= Work to be completed =
Count the lines below that contain the word "ylabel", and give only that number.

= Supplied material =
** begin **

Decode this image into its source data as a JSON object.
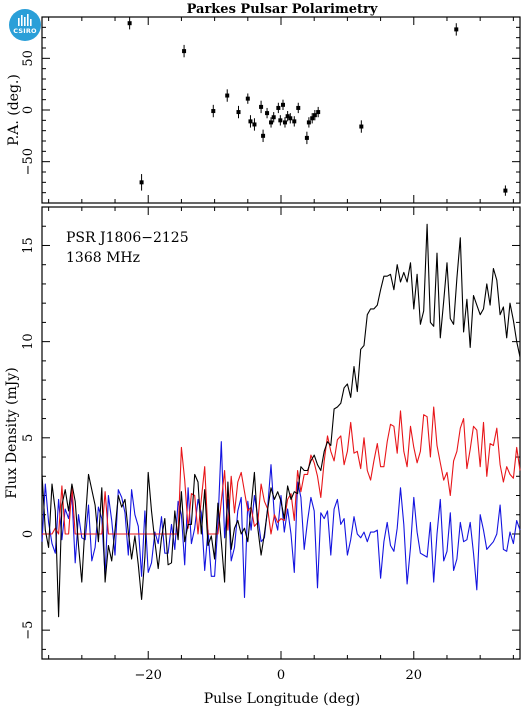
{
  "logo": {
    "text": "CSIRO",
    "color": "#2a9fd8",
    "icon": "csiro-logo-icon"
  },
  "chart_data": [
    {
      "type": "scatter",
      "title": "Parkes Pulsar Polarimetry",
      "ylabel": "P.A. (deg.)",
      "xlim": [
        -36,
        36
      ],
      "ylim": [
        -90,
        90
      ],
      "xticks": [
        -20,
        0,
        20
      ],
      "yticks": [
        -50,
        0,
        50
      ],
      "ytick_labels": [
        "−50",
        "0",
        "50"
      ],
      "marker_color": "#000000",
      "points": [
        {
          "x": -22.8,
          "y": 84,
          "err": 6
        },
        {
          "x": -21.0,
          "y": -70,
          "err": 8
        },
        {
          "x": -14.6,
          "y": 57,
          "err": 6
        },
        {
          "x": -10.2,
          "y": -1,
          "err": 6
        },
        {
          "x": -8.1,
          "y": 14,
          "err": 6
        },
        {
          "x": -6.4,
          "y": -2,
          "err": 6
        },
        {
          "x": -5.0,
          "y": 11,
          "err": 5
        },
        {
          "x": -4.6,
          "y": -11,
          "err": 6
        },
        {
          "x": -4.0,
          "y": -14,
          "err": 6
        },
        {
          "x": -3.0,
          "y": 3,
          "err": 6
        },
        {
          "x": -2.7,
          "y": -25,
          "err": 6
        },
        {
          "x": -2.1,
          "y": -3,
          "err": 5
        },
        {
          "x": -1.5,
          "y": -12,
          "err": 5
        },
        {
          "x": -1.1,
          "y": -7,
          "err": 5
        },
        {
          "x": -0.4,
          "y": 2,
          "err": 5
        },
        {
          "x": -0.1,
          "y": -10,
          "err": 5
        },
        {
          "x": 0.3,
          "y": 5,
          "err": 5
        },
        {
          "x": 0.6,
          "y": -12,
          "err": 5
        },
        {
          "x": 1.0,
          "y": -6,
          "err": 5
        },
        {
          "x": 1.4,
          "y": -8,
          "err": 5
        },
        {
          "x": 2.0,
          "y": -11,
          "err": 5
        },
        {
          "x": 2.6,
          "y": 2,
          "err": 5
        },
        {
          "x": 3.9,
          "y": -27,
          "err": 6
        },
        {
          "x": 4.2,
          "y": -12,
          "err": 5
        },
        {
          "x": 4.7,
          "y": -8,
          "err": 5
        },
        {
          "x": 5.1,
          "y": -5,
          "err": 5
        },
        {
          "x": 5.6,
          "y": -2,
          "err": 5
        },
        {
          "x": 12.1,
          "y": -16,
          "err": 6
        },
        {
          "x": 26.4,
          "y": 78,
          "err": 6
        },
        {
          "x": 33.8,
          "y": -78,
          "err": 5
        }
      ]
    },
    {
      "type": "line",
      "xlabel": "Pulse Longitude (deg)",
      "ylabel": "Flux Density (mJy)",
      "annotations": [
        "PSR J1806−2125",
        "1368 MHz"
      ],
      "xlim": [
        -36,
        36
      ],
      "ylim": [
        -6.5,
        17
      ],
      "xticks": [
        -20,
        0,
        20
      ],
      "yticks": [
        -5,
        0,
        5,
        10,
        15
      ],
      "ytick_labels": [
        "−5",
        "0",
        "5",
        "10",
        "15"
      ],
      "x_start": -36,
      "x_step": 0.5,
      "series": [
        {
          "color": "#000000",
          "values": [
            3.1,
            0.2,
            -0.7,
            2.6,
            1.2,
            -4.3,
            1.5,
            2.3,
            1.2,
            2.6,
            1.7,
            -0.6,
            -2.5,
            0.6,
            3.1,
            2.3,
            1.5,
            -0.4,
            2.4,
            -2.5,
            -0.6,
            -1.4,
            0.2,
            2.0,
            1.4,
            1.8,
            0.1,
            -1.3,
            -0.1,
            -1.6,
            -3.4,
            -1.2,
            3.2,
            1.2,
            -0.4,
            -1.8,
            -0.2,
            0.8,
            -1.6,
            -1.5,
            1.2,
            -0.3,
            2.2,
            -0.4,
            0.5,
            0.5,
            3.1,
            2.7,
            0.0,
            2.3,
            -0.6,
            -0.1,
            -1.3,
            1.6,
            -0.4,
            -2.5,
            2.7,
            -0.8,
            0.3,
            0.7,
            0.0,
            0.3,
            -0.4,
            1.4,
            3.2,
            0.3,
            -1.1,
            0.0,
            1.3,
            2.4,
            1.8,
            2.2,
            1.7,
            0.8,
            2.5,
            1.8,
            2.2,
            2.1,
            3.5,
            3.3,
            3.3,
            3.8,
            4.1,
            3.6,
            3.3,
            4.3,
            4.8,
            4.6,
            6.5,
            6.6,
            6.8,
            7.6,
            7.8,
            7.1,
            8.7,
            7.4,
            9.6,
            9.8,
            11.4,
            11.7,
            11.7,
            11.9,
            12.7,
            13.4,
            13.4,
            13.5,
            12.7,
            14.0,
            13.1,
            13.6,
            13.1,
            14.1,
            11.7,
            13.5,
            10.9,
            11.6,
            16.1,
            11.0,
            10.8,
            14.6,
            10.2,
            12.1,
            14.1,
            11.2,
            10.9,
            13.3,
            15.4,
            10.5,
            12.2,
            9.7,
            12.4,
            11.9,
            11.4,
            11.7,
            13.0,
            11.9,
            13.8,
            13.2,
            11.4,
            11.8,
            10.2,
            12.0,
            11.1,
            10.0,
            9.2,
            8.6,
            8.6,
            7.1,
            6.5,
            6.0,
            5.7,
            8.8,
            6.2,
            8.6,
            5.2,
            3.6,
            6.6,
            4.9,
            6.8,
            6.2,
            6.2,
            4.0,
            5.3,
            5.5,
            4.5,
            4.8,
            3.5,
            2.5,
            3.2,
            2.2,
            1.3,
            2.3,
            1.9,
            1.6,
            0.0,
            2.8,
            0.4,
            2.4,
            0.9,
            1.4,
            3.0,
            -0.1,
            -0.2,
            -0.4,
            1.3,
            1.2,
            -1.7,
            -2.7,
            1.3,
            0.9,
            1.7,
            2.3,
            2.7,
            0.2,
            0.0,
            0.3,
            0.2,
            0.0,
            2.8,
            0.6,
            0.4,
            0.5,
            1.8,
            2.4,
            0.1,
            1.2,
            2.3,
            2.0,
            2.0,
            0.6,
            -0.6,
            -2.2,
            0.5,
            -1.2,
            0.2,
            0.6,
            0.0,
            0.2,
            0.8,
            1.7,
            0.5,
            0.0,
            -0.8,
            -2.1,
            -1.4,
            -1.7,
            -3.7,
            -4.7
          ]
        },
        {
          "color": "#e8161a",
          "values": [
            0.0,
            0.0,
            0.0,
            0.0,
            0.3,
            0.0,
            2.5,
            0.0,
            0.0,
            2.5,
            0.0,
            0.0,
            0.0,
            0.0,
            0.0,
            0.0,
            0.0,
            0.0,
            0.0,
            2.2,
            0.0,
            0.0,
            0.0,
            0.0,
            0.0,
            0.0,
            0.0,
            0.0,
            0.0,
            0.0,
            0.0,
            0.0,
            0.0,
            0.0,
            0.0,
            0.0,
            0.0,
            0.0,
            0.0,
            0.0,
            0.0,
            0.0,
            4.5,
            2.8,
            0.3,
            2.1,
            2.0,
            0.0,
            1.8,
            3.5,
            0.0,
            0.0,
            0.0,
            0.0,
            1.7,
            3.3,
            0.2,
            3.0,
            1.1,
            2.7,
            3.2,
            2.2,
            1.2,
            1.4,
            0.4,
            0.6,
            2.6,
            1.7,
            1.3,
            0.0,
            1.0,
            0.6,
            0.8,
            0.7,
            1.8,
            2.1,
            0.7,
            3.3,
            2.2,
            3.1,
            3.1,
            4.1,
            3.7,
            3.0,
            1.9,
            3.8,
            5.1,
            4.3,
            3.8,
            4.9,
            5.1,
            3.6,
            4.3,
            5.8,
            4.2,
            4.3,
            3.4,
            5.0,
            3.3,
            2.8,
            3.8,
            4.7,
            3.5,
            3.5,
            4.8,
            5.7,
            5.6,
            4.2,
            6.4,
            4.3,
            3.5,
            5.6,
            4.5,
            3.7,
            4.3,
            6.2,
            6.1,
            4.0,
            6.6,
            4.6,
            3.7,
            2.8,
            3.2,
            2.0,
            3.8,
            4.3,
            5.5,
            6.0,
            3.4,
            4.4,
            5.6,
            5.4,
            3.5,
            5.8,
            3.0,
            4.7,
            4.6,
            5.5,
            3.6,
            2.7,
            3.5,
            3.1,
            2.9,
            4.5,
            3.3,
            4.0,
            3.6,
            4.0,
            3.9,
            3.7,
            3.1,
            3.7,
            3.3,
            3.0,
            1.5,
            2.5,
            2.1,
            2.6,
            2.3,
            2.5,
            2.5,
            3.4,
            2.2,
            1.8,
            3.2,
            1.2,
            0.0,
            0.0,
            0.0,
            1.2,
            1.1,
            0.0,
            0.0,
            0.0,
            0.0,
            0.0,
            0.0,
            0.0,
            0.0,
            0.0,
            0.0,
            0.0,
            0.0,
            0.0,
            0.0,
            0.0,
            0.0,
            0.0,
            0.0,
            0.0,
            0.0,
            0.0,
            0.0,
            0.0,
            0.0,
            0.0,
            0.0,
            0.0,
            0.0,
            0.0,
            0.0,
            0.0,
            0.0,
            0.0,
            0.0,
            0.0,
            2.0,
            0.0,
            0.0,
            0.0,
            0.0,
            0.0,
            0.0,
            0.0,
            0.0,
            0.0,
            0.0,
            0.0,
            0.0,
            0.0,
            0.0,
            0.3,
            1.3,
            1.0,
            2.1,
            1.9,
            1.5,
            2.2,
            0.9
          ]
        },
        {
          "color": "#1414e0",
          "values": [
            -0.4,
            2.6,
            0.6,
            -0.5,
            -1.0,
            1.8,
            -0.3,
            1.3,
            0.8,
            2.0,
            -1.5,
            1.0,
            -0.2,
            -0.3,
            1.5,
            -1.4,
            -0.7,
            1.4,
            0.8,
            -2.2,
            2.0,
            0.7,
            -1.1,
            2.3,
            1.9,
            1.1,
            -1.1,
            2.3,
            1.0,
            0.4,
            -2.2,
            1.2,
            -2.0,
            -1.5,
            0.1,
            -0.5,
            0.9,
            -1.0,
            -1.0,
            0.5,
            -0.8,
            1.7,
            1.0,
            -1.6,
            2.4,
            -0.5,
            0.3,
            1.8,
            1.1,
            -1.9,
            0.2,
            -2.2,
            -2.2,
            0.5,
            4.8,
            -0.2,
            1.8,
            -1.4,
            -0.7,
            1.2,
            1.9,
            -3.3,
            1.7,
            0.2,
            2.0,
            0.9,
            -0.4,
            -0.2,
            1.4,
            3.6,
            0.9,
            0.2,
            2.0,
            0.1,
            1.3,
            0.0,
            -2.0,
            2.7,
            1.9,
            -0.8,
            0.7,
            1.9,
            1.2,
            -2.8,
            1.1,
            0.8,
            1.2,
            -1.1,
            1.3,
            1.8,
            0.5,
            0.8,
            -1.1,
            -0.3,
            0.9,
            0.0,
            -0.2,
            0.1,
            -0.4,
            0.1,
            0.1,
            0.2,
            -2.3,
            -0.4,
            0.6,
            -0.6,
            -0.9,
            0.3,
            2.4,
            0.5,
            -2.6,
            -0.7,
            1.9,
            0.1,
            -1.0,
            -1.1,
            -1.2,
            0.6,
            -2.5,
            0.0,
            1.8,
            -1.4,
            -0.9,
            1.1,
            -1.9,
            -1.3,
            0.6,
            -0.4,
            -0.3,
            0.6,
            -1.0,
            -2.9,
            1.0,
            0.2,
            -0.8,
            -0.6,
            -0.4,
            0.0,
            1.5,
            -0.8,
            -0.9,
            0.1,
            -0.5,
            0.7,
            0.2,
            -1.7,
            -1.8,
            -0.7,
            1.1,
            -2.3,
            0.9,
            -1.8,
            -1.6,
            -3.0,
            -1.1,
            0.5,
            -2.6,
            -2.1,
            0.3,
            0.8,
            -0.8,
            -1.6,
            -1.2,
            -1.3,
            -1.5,
            -1.8,
            -0.4,
            -0.8,
            -1.5,
            -1.7,
            -0.6,
            -1.8,
            -1.4,
            -0.8,
            -0.6,
            -1.1,
            -0.4,
            -1.5,
            -1.3,
            0.6,
            0.1,
            0.8,
            -0.7,
            -0.7,
            1.0,
            1.5,
            0.6,
            0.7,
            -0.2,
            1.6,
            0.3,
            -0.5,
            0.9,
            1.4,
            -0.6,
            1.1,
            0.6,
            1.7,
            0.4,
            0.0,
            0.0,
            1.2,
            1.6,
            1.0,
            0.8,
            1.8,
            2.6,
            0.2,
            -1.9,
            -0.1,
            1.6,
            -0.6,
            1.1,
            -0.1,
            -0.5,
            1.3,
            1.9,
            1.5,
            1.4,
            -0.4,
            1.0,
            1.9,
            -0.8,
            1.1,
            0.4,
            -0.5,
            1.3,
            0.5
          ]
        }
      ]
    }
  ]
}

** end **

= The result =
2